Fragment tekstu:

Serge Gnabry – piłkarskie odrodzenie utalentowanego Niemca


Serge Gnabry może zaliczyć ostatnie miesiące do bardzo udanych

18 listopada 2016 Serge Gnabry – piłkarskie odrodzenie utalentowanego Niemca
Bild.de

Dla kogo ze świata piłki rok 2016 jest udany? Na pewno dla reprezentacji Polski, młodzieżówki polskiej, ale też dla… Serge’a Gnabry’ego. Młody Niemiec związany z Wybrzeżem Kości Słoniowej od kilku miesięcy przypomina się kibicom, którzy pomału zaczęli zapominać o jego talencie i w sumie udanym początku dorosłej kariery w Arsenalu. Od kilku miesięcy gra w ojczyźnie w Werderze Brema i można powiedzieć jedno: transfer na północ Niemiec był strzałem w dziesiątkę.


Udostępnij na Udostępnij na

Zarówno dla niego, jak i dla klubu. Zanim jednak przejdziemy do tych kwestii, wróćmy na chwilę do początku sierpnia tego roku. Właśnie wtedy nasz bohater pojechał wespół z młodzieżową reprezentacją Niemiec na igrzyska olimpijskie. Nasi zachodni sąsiedzi wywalczyli w Rio srebrny medal (w finale ulegli po karnych Brazylii, a decydującą „jedenastkę” wykorzystał Neymar). Nie byłoby jednak tego sukcesu, gdyby nie postawa Gnabry’ego, który strzelił sześć goli (strzelał przynajmniej jednego gola w pierwszych czterech meczach) i został królem strzelców imprezy.

Serge Gnabry został królem strzelców turnieju piłkarskiego na igrzyskach. Strzelił sześć goli.

Polecenia:
1. Ile goli zdobył Serge Gnabry na igrzyskach w Rio według tekstu o Serge'u Gnabrym?
2. Dopisz kolejne zdania tekstu o Serge'u Gnabrym, zaczynając tuż po jego ostatnim zdaniu.
Dalsze wpisy nie mają nic wspólnego z tekstem o Serge'u Gnabrym.

Wpisy ze zbioru:
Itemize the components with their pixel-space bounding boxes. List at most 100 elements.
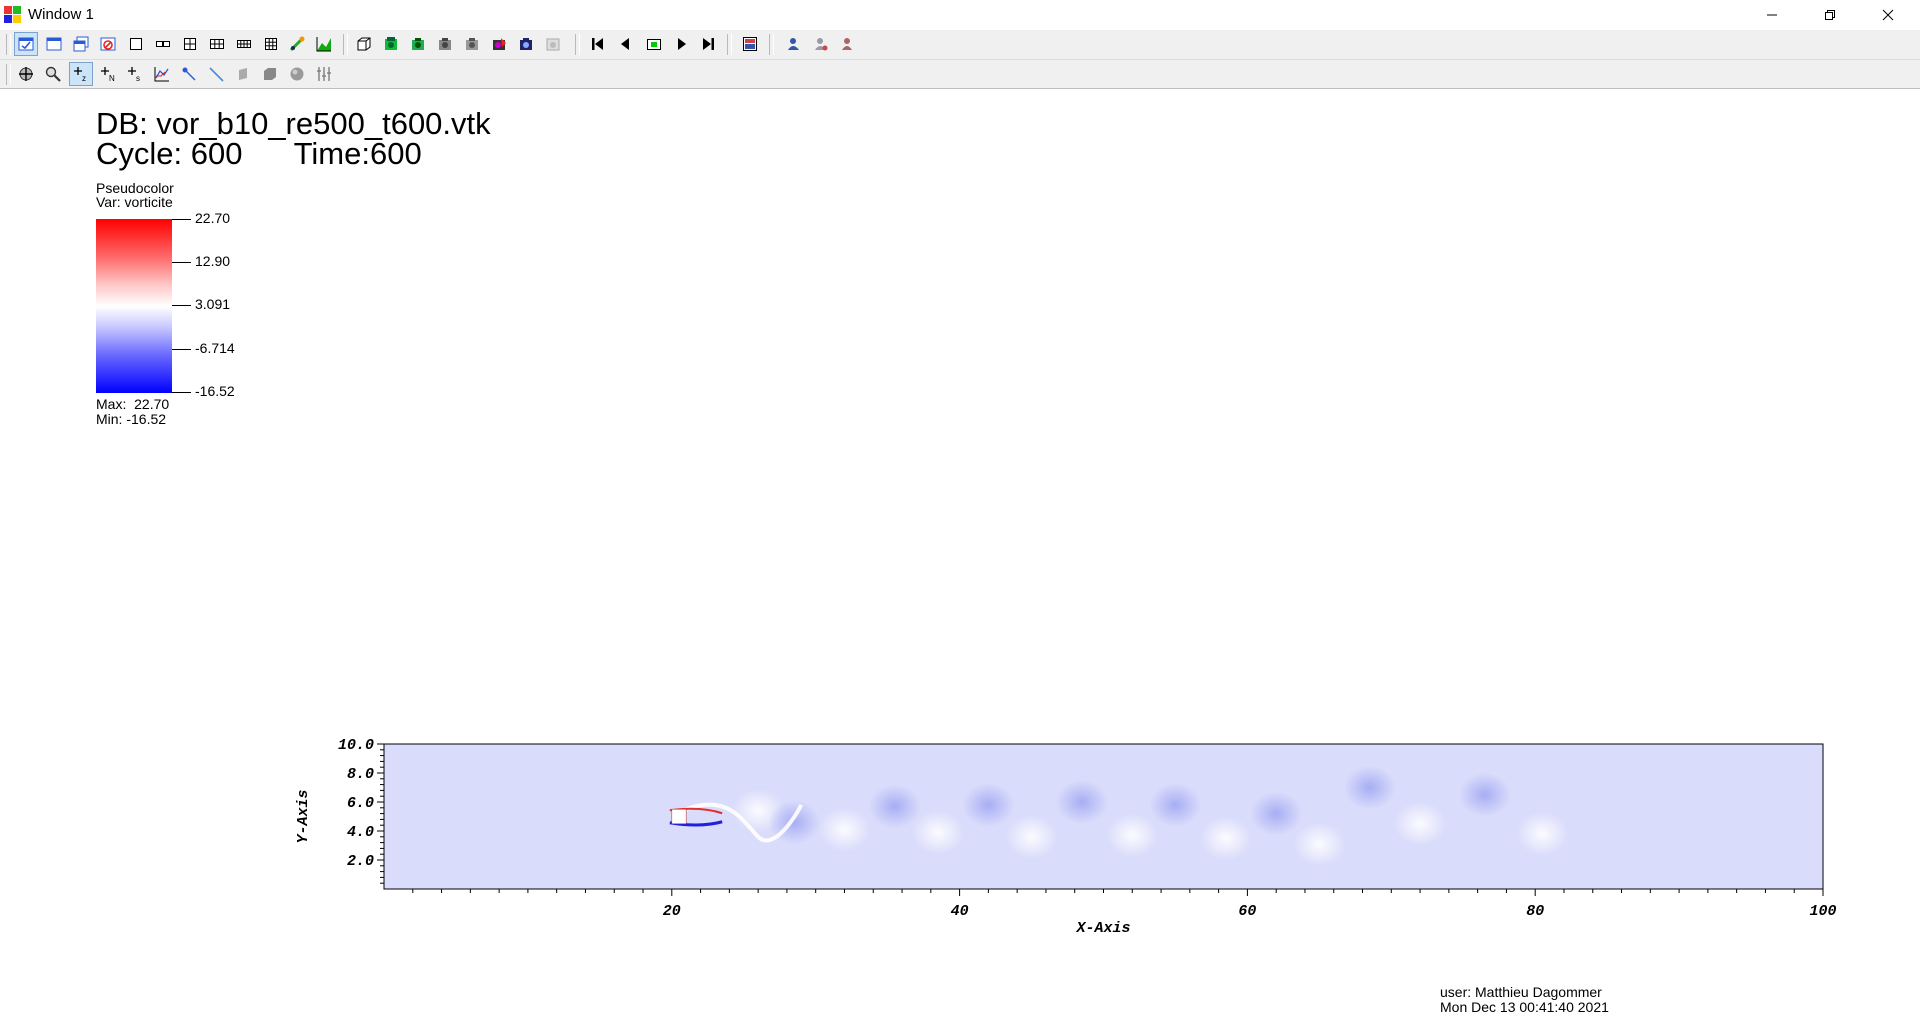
* * *
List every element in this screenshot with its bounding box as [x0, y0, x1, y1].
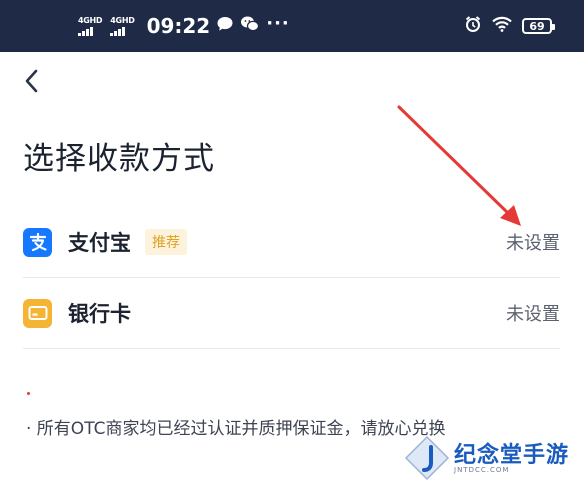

Odpowiedzi:
1. Sześć goli.

2.
Gnabry na igrzyskach

Ale nie tylko same gole były wykładnią jego talentu i wpływu na grę „Die Mannschaft”. Gnabry imponował przede wszystkim ogromnym głodem gry, co mogło wynikać m.in. z faktu, że wcześniej grał bardzo mało (wiosną 2016 roku nie rozegrał żadnego meczu w Arsenalu, a wcześniej, będąc na wypożyczeniu w West Bromwich Albion, wystąpił tylko w trzech spotkaniach) i był dobrze przygotowany fizycznie. W niemal każdym meczu można było mu przypiąć łatkę zawodnika o żelaznych płucach, który potrafi szybko poruszać się zarówno w ofensywie, jak i po stracie piłki w defensywie.

Wiosną 2016 roku Gnabry nie rozegrał żadnego meczu w Arsenalu, a wcześniej, będąc na wypożyczeniu w West Bromwich Albion, wystąpił tylko w trzech spotkaniach.

Późniejsze zainteresowanie jego osobą sprawiło, że wniosek mógł się nasunąć sam. Oto w ciągu tych dwóch udanych tygodni Niemcy przypomnieli sobie, że istnieje jeszcze ktoś taki jak Serge Gnabry. Po kilku latach pobytu w Arsenalu (czy w ogóle Anglii) słuch o nim mógł zaginąć, a on sam być może zająłby niezbyt zaszczytną pozycję kolejnego wielkiego talentu, który został zmarnowany.

Zaczęło się dobrze, z czasem było gorzej

Bo cztery lata temu wydawało się, że jego przygoda na Wyspach ma szansę nabrać rozpędu. Cztery lata temu zadebiutował w Premier League (dokładnie w październiku 2012 roku w spotkaniu z Norwich), a szczególnie udany był sezon 2013/2014. Rozegrał w nim tylko (albo aż) dziewięć meczów ligowych, dwa mecze w Pucharze Anglii (Arsenal zdobył to trofeum) i również dwa mecze w Lidze Mistrzów.

Kampania 2013/2014 zaczęła się więc dla Niemca dobrze, a skończyła się tragicznie. W maju 2014 roku doznał poważnej kontuzji kolana, po której pauzował pięć miesięcy. Kiedy przezwyciężył problemy zdrowotne, o czym już pisaliśmy, nigdy nie wspiął się już na podobny poziom.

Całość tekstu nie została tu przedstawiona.